**Work required**
Transcribe the records below exactly as they appear.

Entries taken from a collection
________________________________________

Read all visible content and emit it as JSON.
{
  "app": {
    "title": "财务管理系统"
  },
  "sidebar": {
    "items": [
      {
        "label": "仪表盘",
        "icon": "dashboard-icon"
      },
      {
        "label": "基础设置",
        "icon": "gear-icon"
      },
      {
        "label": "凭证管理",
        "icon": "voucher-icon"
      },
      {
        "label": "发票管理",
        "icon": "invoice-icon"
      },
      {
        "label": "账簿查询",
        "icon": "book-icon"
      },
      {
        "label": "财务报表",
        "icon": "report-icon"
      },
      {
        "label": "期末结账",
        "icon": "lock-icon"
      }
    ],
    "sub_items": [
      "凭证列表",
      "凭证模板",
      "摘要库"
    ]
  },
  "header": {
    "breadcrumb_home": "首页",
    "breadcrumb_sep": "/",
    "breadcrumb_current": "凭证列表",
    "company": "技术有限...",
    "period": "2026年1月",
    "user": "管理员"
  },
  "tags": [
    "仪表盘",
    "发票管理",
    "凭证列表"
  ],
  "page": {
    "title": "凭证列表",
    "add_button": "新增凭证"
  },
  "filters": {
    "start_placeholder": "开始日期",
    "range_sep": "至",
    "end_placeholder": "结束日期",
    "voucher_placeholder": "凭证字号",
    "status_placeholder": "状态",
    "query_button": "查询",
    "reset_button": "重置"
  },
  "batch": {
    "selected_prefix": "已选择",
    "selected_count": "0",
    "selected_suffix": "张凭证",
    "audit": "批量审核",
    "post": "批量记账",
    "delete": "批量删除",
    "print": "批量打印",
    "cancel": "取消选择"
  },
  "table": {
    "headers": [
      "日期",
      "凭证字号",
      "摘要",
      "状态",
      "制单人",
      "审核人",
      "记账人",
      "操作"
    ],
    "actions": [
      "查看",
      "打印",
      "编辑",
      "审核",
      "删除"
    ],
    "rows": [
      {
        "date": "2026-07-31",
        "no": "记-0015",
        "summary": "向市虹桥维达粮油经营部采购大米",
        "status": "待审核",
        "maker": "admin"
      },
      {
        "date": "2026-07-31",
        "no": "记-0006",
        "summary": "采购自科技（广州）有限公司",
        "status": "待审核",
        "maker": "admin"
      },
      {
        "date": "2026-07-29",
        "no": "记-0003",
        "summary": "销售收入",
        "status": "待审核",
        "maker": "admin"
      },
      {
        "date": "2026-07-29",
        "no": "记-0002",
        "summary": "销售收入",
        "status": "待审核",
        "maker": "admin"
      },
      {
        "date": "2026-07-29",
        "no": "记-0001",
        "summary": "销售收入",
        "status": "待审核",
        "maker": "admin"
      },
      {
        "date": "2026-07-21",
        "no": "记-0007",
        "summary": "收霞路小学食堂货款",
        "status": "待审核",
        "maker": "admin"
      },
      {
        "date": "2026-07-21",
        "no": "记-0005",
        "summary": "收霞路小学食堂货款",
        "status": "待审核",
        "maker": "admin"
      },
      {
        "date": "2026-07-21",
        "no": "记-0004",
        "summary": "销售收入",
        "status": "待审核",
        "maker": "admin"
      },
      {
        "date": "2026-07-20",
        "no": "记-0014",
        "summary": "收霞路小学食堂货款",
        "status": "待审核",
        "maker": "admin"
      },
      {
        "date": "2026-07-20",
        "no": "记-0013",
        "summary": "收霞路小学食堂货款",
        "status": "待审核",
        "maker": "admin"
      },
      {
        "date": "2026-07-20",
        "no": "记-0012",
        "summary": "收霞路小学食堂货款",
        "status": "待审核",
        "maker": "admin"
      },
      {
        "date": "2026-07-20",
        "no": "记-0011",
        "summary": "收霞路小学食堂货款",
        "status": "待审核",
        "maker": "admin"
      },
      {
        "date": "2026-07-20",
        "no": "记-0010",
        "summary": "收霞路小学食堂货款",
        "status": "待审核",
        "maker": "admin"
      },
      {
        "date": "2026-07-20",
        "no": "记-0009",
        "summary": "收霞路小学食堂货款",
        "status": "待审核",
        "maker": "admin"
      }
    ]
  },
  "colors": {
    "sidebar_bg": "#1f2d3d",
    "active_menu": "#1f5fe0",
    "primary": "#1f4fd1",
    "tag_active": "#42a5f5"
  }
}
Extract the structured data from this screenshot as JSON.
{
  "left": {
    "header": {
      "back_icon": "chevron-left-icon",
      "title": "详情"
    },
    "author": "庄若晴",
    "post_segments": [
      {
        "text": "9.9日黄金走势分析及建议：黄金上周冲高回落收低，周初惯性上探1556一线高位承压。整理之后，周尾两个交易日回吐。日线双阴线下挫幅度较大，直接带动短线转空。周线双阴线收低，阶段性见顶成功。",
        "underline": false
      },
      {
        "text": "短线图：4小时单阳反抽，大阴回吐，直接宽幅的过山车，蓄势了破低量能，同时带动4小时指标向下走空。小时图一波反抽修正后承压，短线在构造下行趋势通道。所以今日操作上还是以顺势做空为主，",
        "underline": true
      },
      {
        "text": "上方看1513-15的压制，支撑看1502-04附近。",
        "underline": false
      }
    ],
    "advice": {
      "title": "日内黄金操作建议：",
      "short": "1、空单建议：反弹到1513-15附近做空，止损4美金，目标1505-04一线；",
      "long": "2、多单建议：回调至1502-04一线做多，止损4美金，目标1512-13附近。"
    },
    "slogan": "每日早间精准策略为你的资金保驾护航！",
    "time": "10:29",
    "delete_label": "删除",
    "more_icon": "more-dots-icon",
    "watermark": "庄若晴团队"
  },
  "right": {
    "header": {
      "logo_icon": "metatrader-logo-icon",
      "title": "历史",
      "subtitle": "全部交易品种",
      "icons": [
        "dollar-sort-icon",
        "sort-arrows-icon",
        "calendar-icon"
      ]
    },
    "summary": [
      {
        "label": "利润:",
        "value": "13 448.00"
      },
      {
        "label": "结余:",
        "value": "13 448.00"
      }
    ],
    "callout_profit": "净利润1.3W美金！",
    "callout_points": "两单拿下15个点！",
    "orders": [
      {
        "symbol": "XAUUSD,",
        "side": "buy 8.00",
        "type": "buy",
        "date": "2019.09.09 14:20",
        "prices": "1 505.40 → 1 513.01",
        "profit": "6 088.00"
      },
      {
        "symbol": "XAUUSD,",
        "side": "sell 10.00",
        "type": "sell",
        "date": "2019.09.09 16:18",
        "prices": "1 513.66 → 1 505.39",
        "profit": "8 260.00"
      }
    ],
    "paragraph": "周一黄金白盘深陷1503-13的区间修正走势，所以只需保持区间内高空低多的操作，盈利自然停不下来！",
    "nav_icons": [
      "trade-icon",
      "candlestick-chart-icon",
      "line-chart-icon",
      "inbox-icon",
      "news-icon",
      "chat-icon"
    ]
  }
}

________________________________________

**Worked solution**
Read all visible content and emit it as JSON.
{
  "app": {
    "title": "财务管理系统"
  },
  "sidebar": {
    "items": [
      {
        "label": "仪表盘",
        "icon": "dashboard-icon"
      },
      {
        "label": "基础设置",
        "icon": "gear-icon"
      },
      {
        "label": "凭证管理",
        "icon": "voucher-icon"
      },
      {
        "label": "发票管理",
        "icon": "invoice-icon"
      },
      {
        "label": "账簿查询",
        "icon": "book-icon"
      },
      {
        "label": "财务报表",
        "icon": "report-icon"
      },
      {
        "label": "期末结账",
        "icon": "lock-icon"
      }
    ],
    "sub_items": [
      "凭证列表",
      "凭证模板",
      "摘要库"
    ]
  },
  "header": {
    "breadcrumb_home": "首页",
    "breadcrumb_sep": "/",
    "breadcrumb_current": "凭证列表",
    "company": "技术有限...",
    "period": "2026年1月",
    "user": "管理员"
  },
  "tags": [
    "仪表盘",
    "发票管理",
    "凭证列表"
  ],
  "page": {
    "title": "凭证列表",
    "add_button": "新增凭证"
  },
  "filters": {
    "start_placeholder": "开始日期",
    "range_sep": "至",
    "end_placeholder": "结束日期",
    "voucher_placeholder": "凭证字号",
    "status_placeholder": "状态",
    "query_button": "查询",
    "reset_button": "重置"
  },
  "batch": {
    "selected_prefix": "已选择",
    "selected_count": "0",
    "selected_suffix": "张凭证",
    "audit": "批量审核",
    "post": "批量记账",
    "delete": "批量删除",
    "print": "批量打印",
    "cancel": "取消选择"
  },
  "table": {
    "headers": [
      "日期",
      "凭证字号",
      "摘要",
      "状态",
      "制单人",
      "审核人",
      "记账人",
      "操作"
    ],
    "actions": [
      "查看",
      "打印",
      "编辑",
      "审核",
      "删除"
    ],
    "rows": [
      {
        "date": "2026-07-31",
        "no": "记-0015",
        "summary": "向市虹桥维达粮油经营部采购大米",
        "status": "待审核",
        "maker": "admin"
      },
      {
        "date": "2026-07-31",
        "no": "记-0006",
        "summary": "采购自科技（广州）有限公司",
        "status": "待审核",
        "maker": "admin"
      },
      {
        "date": "2026-07-29",
        "no": "记-0003",
        "summary": "销售收入",
        "status": "待审核",
        "maker": "admin"
      },
      {
        "date": "2026-07-29",
        "no": "记-0002",
        "summary": "销售收入",
        "status": "待审核",
        "maker": "admin"
      },
      {
        "date": "2026-07-29",
        "no": "记-0001",
        "summary": "销售收入",
        "status": "待审核",
        "maker": "admin"
      },
      {
        "date": "2026-07-21",
        "no": "记-0007",
        "summary": "收霞路小学食堂货款",
        "status": "待审核",
        "maker": "admin"
      },
      {
        "date": "2026-07-21",
        "no": "记-0005",
        "summary": "收霞路小学食堂货款",
        "status": "待审核",
        "maker": "admin"
      },
      {
        "date": "2026-07-21",
        "no": "记-0004",
        "summary": "销售收入",
        "status": "待审核",
        "maker": "admin"
      },
      {
        "date": "2026-07-20",
        "no": "记-0014",
        "summary": "收霞路小学食堂货款",
        "status": "待审核",
        "maker": "admin"
      },
      {
        "date": "2026-07-20",
        "no": "记-0013",
        "summary": "收霞路小学食堂货款",
        "status": "待审核",
        "maker": "admin"
      },
      {
        "date": "2026-07-20",
        "no": "记-0012",
        "summary": "收霞路小学食堂货款",
        "status": "待审核",
        "maker": "admin"
      },
      {
        "date": "2026-07-20",
        "no": "记-0011",
        "summary": "收霞路小学食堂货款",
        "status": "待审核",
        "maker": "admin"
      },
      {
        "date": "2026-07-20",
        "no": "记-0010",
        "summary": "收霞路小学食堂货款",
        "status": "待审核",
        "maker": "admin"
      },
      {
        "date": "2026-07-20",
        "no": "记-0009",
        "summary": "收霞路小学食堂货款",
        "status": "待审核",
        "maker": "admin"
      }
    ]
  },
  "colors": {
    "sidebar_bg": "#1f2d3d",
    "active_menu": "#1f5fe0",
    "primary": "#1f4fd1",
    "tag_active": "#42a5f5"
  }
}
Extract the structured data from this screenshot as JSON.
{
  "left": {
    "header": {
      "back_icon": "chevron-left-icon",
      "title": "详情"
    },
    "author": "庄若晴",
    "post_segments": [
      {
        "text": "9.9日黄金走势分析及建议：黄金上周冲高回落收低，周初惯性上探1556一线高位承压。整理之后，周尾两个交易日回吐。日线双阴线下挫幅度较大，直接带动短线转空。周线双阴线收低，阶段性见顶成功。",
        "underline": false
      },
      {
        "text": "短线图：4小时单阳反抽，大阴回吐，直接宽幅的过山车，蓄势了破低量能，同时带动4小时指标向下走空。小时图一波反抽修正后承压，短线在构造下行趋势通道。所以今日操作上还是以顺势做空为主，",
        "underline": true
      },
      {
        "text": "上方看1513-15的压制，支撑看1502-04附近。",
        "underline": false
      }
    ],
    "advice": {
      "title": "日内黄金操作建议：",
      "short": "1、空单建议：反弹到1513-15附近做空，止损4美金，目标1505-04一线；",
      "long": "2、多单建议：回调至1502-04一线做多，止损4美金，目标1512-13附近。"
    },
    "slogan": "每日早间精准策略为你的资金保驾护航！",
    "time": "10:29",
    "delete_label": "删除",
    "more_icon": "more-dots-icon",
    "watermark": "庄若晴团队"
  },
  "right": {
    "header": {
      "logo_icon": "metatrader-logo-icon",
      "title": "历史",
      "subtitle": "全部交易品种",
      "icons": [
        "dollar-sort-icon",
        "sort-arrows-icon",
        "calendar-icon"
      ]
    },
    "summary": [
      {
        "label": "利润:",
        "value": "13 448.00"
      },
      {
        "label": "结余:",
        "value": "13 448.00"
      }
    ],
    "callout_profit": "净利润1.3W美金！",
    "callout_points": "两单拿下15个点！",
    "orders": [
      {
        "symbol": "XAUUSD,",
        "side": "buy 8.00",
        "type": "buy",
        "date": "2019.09.09 14:20",
        "prices": "1 505.40 → 1 513.01",
        "profit": "6 088.00"
      },
      {
        "symbol": "XAUUSD,",
        "side": "sell 10.00",
        "type": "sell",
        "date": "2019.09.09 16:18",
        "prices": "1 513.66 → 1 505.39",
        "profit": "8 260.00"
      }
    ],
    "paragraph": "周一黄金白盘深陷1503-13的区间修正走势，所以只需保持区间内高空低多的操作，盈利自然停不下来！",
    "nav_icons": [
      "trade-icon",
      "candlestick-chart-icon",
      "line-chart-icon",
      "inbox-icon",
      "news-icon",
      "chat-icon"
    ]
  }
}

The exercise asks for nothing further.